PROMPT: Which lines in the records below contain the word "status"? Copy each of them.

INFORMATION PROVIDED:

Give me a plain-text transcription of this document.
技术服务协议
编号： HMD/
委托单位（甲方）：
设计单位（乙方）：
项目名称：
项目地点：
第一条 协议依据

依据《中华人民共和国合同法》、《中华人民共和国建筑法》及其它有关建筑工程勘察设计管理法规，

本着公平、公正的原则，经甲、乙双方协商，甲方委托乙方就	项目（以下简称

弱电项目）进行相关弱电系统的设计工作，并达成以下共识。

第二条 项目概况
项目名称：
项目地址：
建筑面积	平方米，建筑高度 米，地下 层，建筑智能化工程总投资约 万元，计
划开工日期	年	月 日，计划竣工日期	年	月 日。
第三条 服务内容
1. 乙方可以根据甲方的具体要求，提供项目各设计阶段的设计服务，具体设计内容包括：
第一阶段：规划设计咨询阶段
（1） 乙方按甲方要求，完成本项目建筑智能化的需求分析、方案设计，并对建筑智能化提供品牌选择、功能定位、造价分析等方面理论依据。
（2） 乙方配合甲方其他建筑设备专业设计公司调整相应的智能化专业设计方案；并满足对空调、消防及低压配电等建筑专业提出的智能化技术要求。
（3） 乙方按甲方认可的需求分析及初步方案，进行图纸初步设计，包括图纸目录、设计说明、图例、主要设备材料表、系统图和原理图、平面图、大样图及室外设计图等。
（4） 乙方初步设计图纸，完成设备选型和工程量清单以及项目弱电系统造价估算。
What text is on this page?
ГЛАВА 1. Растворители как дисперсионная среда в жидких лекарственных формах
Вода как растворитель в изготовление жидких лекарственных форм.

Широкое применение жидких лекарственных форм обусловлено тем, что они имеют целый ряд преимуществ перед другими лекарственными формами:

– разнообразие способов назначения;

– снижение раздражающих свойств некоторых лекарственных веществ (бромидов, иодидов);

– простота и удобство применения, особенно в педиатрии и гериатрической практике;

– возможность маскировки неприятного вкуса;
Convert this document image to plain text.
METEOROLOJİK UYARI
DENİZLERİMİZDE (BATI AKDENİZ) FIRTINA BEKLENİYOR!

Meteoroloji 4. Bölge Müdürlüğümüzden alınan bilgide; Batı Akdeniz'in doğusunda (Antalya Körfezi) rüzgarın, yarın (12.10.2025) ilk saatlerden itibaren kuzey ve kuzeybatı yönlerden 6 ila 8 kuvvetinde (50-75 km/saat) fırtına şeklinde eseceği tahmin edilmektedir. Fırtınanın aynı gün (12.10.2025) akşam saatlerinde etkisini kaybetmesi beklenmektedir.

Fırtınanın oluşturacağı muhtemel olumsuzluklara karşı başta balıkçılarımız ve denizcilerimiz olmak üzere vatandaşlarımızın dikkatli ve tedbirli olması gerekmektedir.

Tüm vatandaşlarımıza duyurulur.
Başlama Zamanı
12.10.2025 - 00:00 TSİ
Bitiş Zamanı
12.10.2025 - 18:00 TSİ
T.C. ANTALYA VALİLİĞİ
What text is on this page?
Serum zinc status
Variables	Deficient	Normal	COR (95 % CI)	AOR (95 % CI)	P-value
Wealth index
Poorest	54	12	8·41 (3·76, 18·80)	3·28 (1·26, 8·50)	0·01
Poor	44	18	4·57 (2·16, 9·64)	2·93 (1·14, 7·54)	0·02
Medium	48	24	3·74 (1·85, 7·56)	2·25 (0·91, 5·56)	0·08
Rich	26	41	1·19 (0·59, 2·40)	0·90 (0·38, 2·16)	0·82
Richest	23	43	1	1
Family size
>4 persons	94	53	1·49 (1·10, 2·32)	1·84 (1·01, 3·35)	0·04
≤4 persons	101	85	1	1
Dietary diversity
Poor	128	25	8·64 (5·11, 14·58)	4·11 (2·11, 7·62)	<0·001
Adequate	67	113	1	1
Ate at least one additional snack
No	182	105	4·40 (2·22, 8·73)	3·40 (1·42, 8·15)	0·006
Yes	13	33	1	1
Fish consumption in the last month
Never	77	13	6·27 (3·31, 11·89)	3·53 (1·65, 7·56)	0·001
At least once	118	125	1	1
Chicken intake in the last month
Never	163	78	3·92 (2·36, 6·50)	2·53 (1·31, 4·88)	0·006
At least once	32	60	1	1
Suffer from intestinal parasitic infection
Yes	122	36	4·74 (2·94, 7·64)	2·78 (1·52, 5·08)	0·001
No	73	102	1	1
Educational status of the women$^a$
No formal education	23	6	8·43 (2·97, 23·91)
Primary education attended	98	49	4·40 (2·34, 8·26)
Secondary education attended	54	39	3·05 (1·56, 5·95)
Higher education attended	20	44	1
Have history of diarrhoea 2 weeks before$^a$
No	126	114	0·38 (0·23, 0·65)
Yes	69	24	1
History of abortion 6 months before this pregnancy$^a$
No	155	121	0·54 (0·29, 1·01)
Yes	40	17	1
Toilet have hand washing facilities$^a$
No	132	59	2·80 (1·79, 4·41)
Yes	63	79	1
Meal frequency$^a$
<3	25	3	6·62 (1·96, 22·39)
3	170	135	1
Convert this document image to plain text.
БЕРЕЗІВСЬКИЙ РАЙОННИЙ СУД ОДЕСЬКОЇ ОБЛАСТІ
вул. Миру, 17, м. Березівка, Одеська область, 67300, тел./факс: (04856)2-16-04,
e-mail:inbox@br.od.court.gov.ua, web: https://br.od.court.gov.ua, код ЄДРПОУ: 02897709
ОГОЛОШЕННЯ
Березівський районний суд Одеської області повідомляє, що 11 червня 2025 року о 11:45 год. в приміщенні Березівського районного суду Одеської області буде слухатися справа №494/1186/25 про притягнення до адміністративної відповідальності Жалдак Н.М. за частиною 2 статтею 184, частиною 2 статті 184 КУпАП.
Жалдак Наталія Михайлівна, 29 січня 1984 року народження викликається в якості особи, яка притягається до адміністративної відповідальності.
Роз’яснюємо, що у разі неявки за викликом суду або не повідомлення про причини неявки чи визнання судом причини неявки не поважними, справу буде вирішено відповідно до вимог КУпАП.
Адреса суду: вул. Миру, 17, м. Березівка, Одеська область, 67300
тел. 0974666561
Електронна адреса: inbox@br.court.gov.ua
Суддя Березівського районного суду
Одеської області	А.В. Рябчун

RESULT OF THE TASK:
Serum zinc status
Educational status of the women$^a$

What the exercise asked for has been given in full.